[Entries with figure data]

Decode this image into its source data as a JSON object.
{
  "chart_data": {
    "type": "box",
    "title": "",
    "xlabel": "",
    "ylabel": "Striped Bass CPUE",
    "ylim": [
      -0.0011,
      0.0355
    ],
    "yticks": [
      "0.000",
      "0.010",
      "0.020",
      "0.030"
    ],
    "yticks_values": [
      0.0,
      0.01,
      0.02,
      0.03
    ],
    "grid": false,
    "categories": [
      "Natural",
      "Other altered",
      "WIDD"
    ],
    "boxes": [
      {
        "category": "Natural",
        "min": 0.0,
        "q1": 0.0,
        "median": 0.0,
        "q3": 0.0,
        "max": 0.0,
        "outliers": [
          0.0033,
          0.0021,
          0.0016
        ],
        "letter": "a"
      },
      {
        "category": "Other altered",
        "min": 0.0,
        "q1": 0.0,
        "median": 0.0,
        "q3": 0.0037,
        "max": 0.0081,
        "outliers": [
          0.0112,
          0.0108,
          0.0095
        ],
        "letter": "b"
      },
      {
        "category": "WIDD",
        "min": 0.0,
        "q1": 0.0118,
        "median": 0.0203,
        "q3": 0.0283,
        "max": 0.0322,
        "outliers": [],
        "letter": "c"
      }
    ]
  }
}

**TASK OBJECTIVE:** Your task is to transcribe the material exactly.

**FULL ANSWER:**
Decode this image into its source data as a JSON object.
{
  "chart_data": {
    "type": "box",
    "title": "",
    "xlabel": "",
    "ylabel": "Striped Bass CPUE",
    "ylim": [
      -0.0011,
      0.0355
    ],
    "yticks": [
      "0.000",
      "0.010",
      "0.020",
      "0.030"
    ],
    "yticks_values": [
      0.0,
      0.01,
      0.02,
      0.03
    ],
    "grid": false,
    "categories": [
      "Natural",
      "Other altered",
      "WIDD"
    ],
    "boxes": [
      {
        "category": "Natural",
        "min": 0.0,
        "q1": 0.0,
        "median": 0.0,
        "q3": 0.0,
        "max": 0.0,
        "outliers": [
          0.0033,
          0.0021,
          0.0016
        ],
        "letter": "a"
      },
      {
        "category": "Other altered",
        "min": 0.0,
        "q1": 0.0,
        "median": 0.0,
        "q3": 0.0037,
        "max": 0.0081,
        "outliers": [
          0.0112,
          0.0108,
          0.0095
        ],
        "letter": "b"
      },
      {
        "category": "WIDD",
        "min": 0.0,
        "q1": 0.0118,
        "median": 0.0203,
        "q3": 0.0283,
        "max": 0.0322,
        "outliers": [],
        "letter": "c"
      }
    ]
  }
}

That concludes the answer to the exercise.